- _Job_: Output the full listing word for word.

Data items:
——
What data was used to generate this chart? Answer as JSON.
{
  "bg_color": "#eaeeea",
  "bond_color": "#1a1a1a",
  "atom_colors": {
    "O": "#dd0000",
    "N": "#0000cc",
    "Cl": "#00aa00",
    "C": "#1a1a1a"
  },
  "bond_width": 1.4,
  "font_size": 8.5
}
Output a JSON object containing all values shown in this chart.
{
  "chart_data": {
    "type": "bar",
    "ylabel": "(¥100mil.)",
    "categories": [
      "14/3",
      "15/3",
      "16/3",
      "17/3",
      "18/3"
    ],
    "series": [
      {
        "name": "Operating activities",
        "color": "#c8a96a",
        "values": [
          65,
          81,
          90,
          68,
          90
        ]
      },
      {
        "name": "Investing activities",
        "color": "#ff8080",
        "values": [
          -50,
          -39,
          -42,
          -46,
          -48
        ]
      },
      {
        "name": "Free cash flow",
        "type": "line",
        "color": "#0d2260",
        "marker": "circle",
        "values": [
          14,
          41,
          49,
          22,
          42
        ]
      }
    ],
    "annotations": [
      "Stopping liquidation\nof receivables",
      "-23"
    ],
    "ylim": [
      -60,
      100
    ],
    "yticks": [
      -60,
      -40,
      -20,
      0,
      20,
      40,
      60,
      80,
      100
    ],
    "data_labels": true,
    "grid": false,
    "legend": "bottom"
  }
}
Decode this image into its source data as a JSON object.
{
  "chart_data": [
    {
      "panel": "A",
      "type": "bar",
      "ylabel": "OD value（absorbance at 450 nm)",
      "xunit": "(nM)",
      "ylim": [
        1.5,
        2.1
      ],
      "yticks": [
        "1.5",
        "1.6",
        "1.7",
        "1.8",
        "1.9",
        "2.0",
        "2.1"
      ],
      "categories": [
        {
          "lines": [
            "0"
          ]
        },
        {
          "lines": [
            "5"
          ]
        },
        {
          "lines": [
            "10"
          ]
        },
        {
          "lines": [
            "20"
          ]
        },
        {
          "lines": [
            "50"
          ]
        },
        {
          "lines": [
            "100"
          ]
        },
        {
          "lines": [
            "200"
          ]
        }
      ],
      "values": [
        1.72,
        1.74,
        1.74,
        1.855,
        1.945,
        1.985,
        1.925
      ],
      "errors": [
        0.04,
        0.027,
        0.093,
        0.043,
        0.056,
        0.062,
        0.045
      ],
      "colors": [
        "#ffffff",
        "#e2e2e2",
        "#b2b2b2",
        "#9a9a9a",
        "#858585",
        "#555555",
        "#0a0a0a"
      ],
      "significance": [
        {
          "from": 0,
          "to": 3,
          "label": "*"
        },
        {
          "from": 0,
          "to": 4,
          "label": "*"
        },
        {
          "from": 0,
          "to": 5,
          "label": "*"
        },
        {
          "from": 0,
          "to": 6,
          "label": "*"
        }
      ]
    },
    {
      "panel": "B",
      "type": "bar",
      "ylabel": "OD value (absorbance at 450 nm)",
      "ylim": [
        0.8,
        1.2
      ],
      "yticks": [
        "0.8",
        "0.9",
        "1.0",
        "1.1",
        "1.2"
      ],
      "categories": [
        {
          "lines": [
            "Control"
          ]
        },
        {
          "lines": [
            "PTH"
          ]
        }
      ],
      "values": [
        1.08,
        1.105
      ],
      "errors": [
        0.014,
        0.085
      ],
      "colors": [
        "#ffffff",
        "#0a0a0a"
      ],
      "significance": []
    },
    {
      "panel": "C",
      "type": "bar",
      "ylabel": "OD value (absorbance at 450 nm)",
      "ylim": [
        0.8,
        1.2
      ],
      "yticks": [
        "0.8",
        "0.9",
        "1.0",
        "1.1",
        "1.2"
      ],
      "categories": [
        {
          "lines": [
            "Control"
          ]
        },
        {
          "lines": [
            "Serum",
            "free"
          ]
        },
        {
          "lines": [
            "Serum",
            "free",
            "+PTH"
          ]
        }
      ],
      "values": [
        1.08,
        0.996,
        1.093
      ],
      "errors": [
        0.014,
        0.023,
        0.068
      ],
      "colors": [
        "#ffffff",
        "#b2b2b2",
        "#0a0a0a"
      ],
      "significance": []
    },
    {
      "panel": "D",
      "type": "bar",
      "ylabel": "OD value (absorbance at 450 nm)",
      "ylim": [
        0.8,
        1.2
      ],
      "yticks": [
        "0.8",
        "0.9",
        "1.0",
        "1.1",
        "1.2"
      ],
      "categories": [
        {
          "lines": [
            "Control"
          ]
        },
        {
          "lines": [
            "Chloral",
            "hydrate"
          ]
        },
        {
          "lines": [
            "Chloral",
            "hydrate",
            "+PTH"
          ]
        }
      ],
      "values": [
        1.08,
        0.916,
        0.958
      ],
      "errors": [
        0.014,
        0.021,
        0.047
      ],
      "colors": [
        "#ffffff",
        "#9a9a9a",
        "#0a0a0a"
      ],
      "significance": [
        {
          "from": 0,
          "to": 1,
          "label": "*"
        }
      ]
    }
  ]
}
——
- _Solution_:
What data was used to generate this chart? Answer as JSON.
{
  "bg_color": "#eaeeea",
  "bond_color": "#1a1a1a",
  "atom_colors": {
    "O": "#dd0000",
    "N": "#0000cc",
    "Cl": "#00aa00",
    "C": "#1a1a1a"
  },
  "bond_width": 1.4,
  "font_size": 8.5
}
Output a JSON object containing all values shown in this chart.
{
  "chart_data": {
    "type": "bar",
    "ylabel": "(¥100mil.)",
    "categories": [
      "14/3",
      "15/3",
      "16/3",
      "17/3",
      "18/3"
    ],
    "series": [
      {
        "name": "Operating activities",
        "color": "#c8a96a",
        "values": [
          65,
          81,
          90,
          68,
          90
        ]
      },
      {
        "name": "Investing activities",
        "color": "#ff8080",
        "values": [
          -50,
          -39,
          -42,
          -46,
          -48
        ]
      },
      {
        "name": "Free cash flow",
        "type": "line",
        "color": "#0d2260",
        "marker": "circle",
        "values": [
          14,
          41,
          49,
          22,
          42
        ]
      }
    ],
    "annotations": [
      "Stopping liquidation\nof receivables",
      "-23"
    ],
    "ylim": [
      -60,
      100
    ],
    "yticks": [
      -60,
      -40,
      -20,
      0,
      20,
      40,
      60,
      80,
      100
    ],
    "data_labels": true,
    "grid": false,
    "legend": "bottom"
  }
}
Decode this image into its source data as a JSON object.
{
  "chart_data": [
    {
      "panel": "A",
      "type": "bar",
      "ylabel": "OD value（absorbance at 450 nm)",
      "xunit": "(nM)",
      "ylim": [
        1.5,
        2.1
      ],
      "yticks": [
        "1.5",
        "1.6",
        "1.7",
        "1.8",
        "1.9",
        "2.0",
        "2.1"
      ],
      "categories": [
        {
          "lines": [
            "0"
          ]
        },
        {
          "lines": [
            "5"
          ]
        },
        {
          "lines": [
            "10"
          ]
        },
        {
          "lines": [
            "20"
          ]
        },
        {
          "lines": [
            "50"
          ]
        },
        {
          "lines": [
            "100"
          ]
        },
        {
          "lines": [
            "200"
          ]
        }
      ],
      "values": [
        1.72,
        1.74,
        1.74,
        1.855,
        1.945,
        1.985,
        1.925
      ],
      "errors": [
        0.04,
        0.027,
        0.093,
        0.043,
        0.056,
        0.062,
        0.045
      ],
      "colors": [
        "#ffffff",
        "#e2e2e2",
        "#b2b2b2",
        "#9a9a9a",
        "#858585",
        "#555555",
        "#0a0a0a"
      ],
      "significance": [
        {
          "from": 0,
          "to": 3,
          "label": "*"
        },
        {
          "from": 0,
          "to": 4,
          "label": "*"
        },
        {
          "from": 0,
          "to": 5,
          "label": "*"
        },
        {
          "from": 0,
          "to": 6,
          "label": "*"
        }
      ]
    },
    {
      "panel": "B",
      "type": "bar",
      "ylabel": "OD value (absorbance at 450 nm)",
      "ylim": [
        0.8,
        1.2
      ],
      "yticks": [
        "0.8",
        "0.9",
        "1.0",
        "1.1",
        "1.2"
      ],
      "categories": [
        {
          "lines": [
            "Control"
          ]
        },
        {
          "lines": [
            "PTH"
          ]
        }
      ],
      "values": [
        1.08,
        1.105
      ],
      "errors": [
        0.014,
        0.085
      ],
      "colors": [
        "#ffffff",
        "#0a0a0a"
      ],
      "significance": []
    },
    {
      "panel": "C",
      "type": "bar",
      "ylabel": "OD value (absorbance at 450 nm)",
      "ylim": [
        0.8,
        1.2
      ],
      "yticks": [
        "0.8",
        "0.9",
        "1.0",
        "1.1",
        "1.2"
      ],
      "categories": [
        {
          "lines": [
            "Control"
          ]
        },
        {
          "lines": [
            "Serum",
            "free"
          ]
        },
        {
          "lines": [
            "Serum",
            "free",
            "+PTH"
          ]
        }
      ],
      "values": [
        1.08,
        0.996,
        1.093
      ],
      "errors": [
        0.014,
        0.023,
        0.068
      ],
      "colors": [
        "#ffffff",
        "#b2b2b2",
        "#0a0a0a"
      ],
      "significance": []
    },
    {
      "panel": "D",
      "type": "bar",
      "ylabel": "OD value (absorbance at 450 nm)",
      "ylim": [
        0.8,
        1.2
      ],
      "yticks": [
        "0.8",
        "0.9",
        "1.0",
        "1.1",
        "1.2"
      ],
      "categories": [
        {
          "lines": [
            "Control"
          ]
        },
        {
          "lines": [
            "Chloral",
            "hydrate"
          ]
        },
        {
          "lines": [
            "Chloral",
            "hydrate",
            "+PTH"
          ]
        }
      ],
      "values": [
        1.08,
        0.916,
        0.958
      ],
      "errors": [
        0.014,
        0.021,
        0.047
      ],
      "colors": [
        "#ffffff",
        "#9a9a9a",
        "#0a0a0a"
      ],
      "significance": [
        {
          "from": 0,
          "to": 1,
          "label": "*"
        }
      ]
    }
  ]
}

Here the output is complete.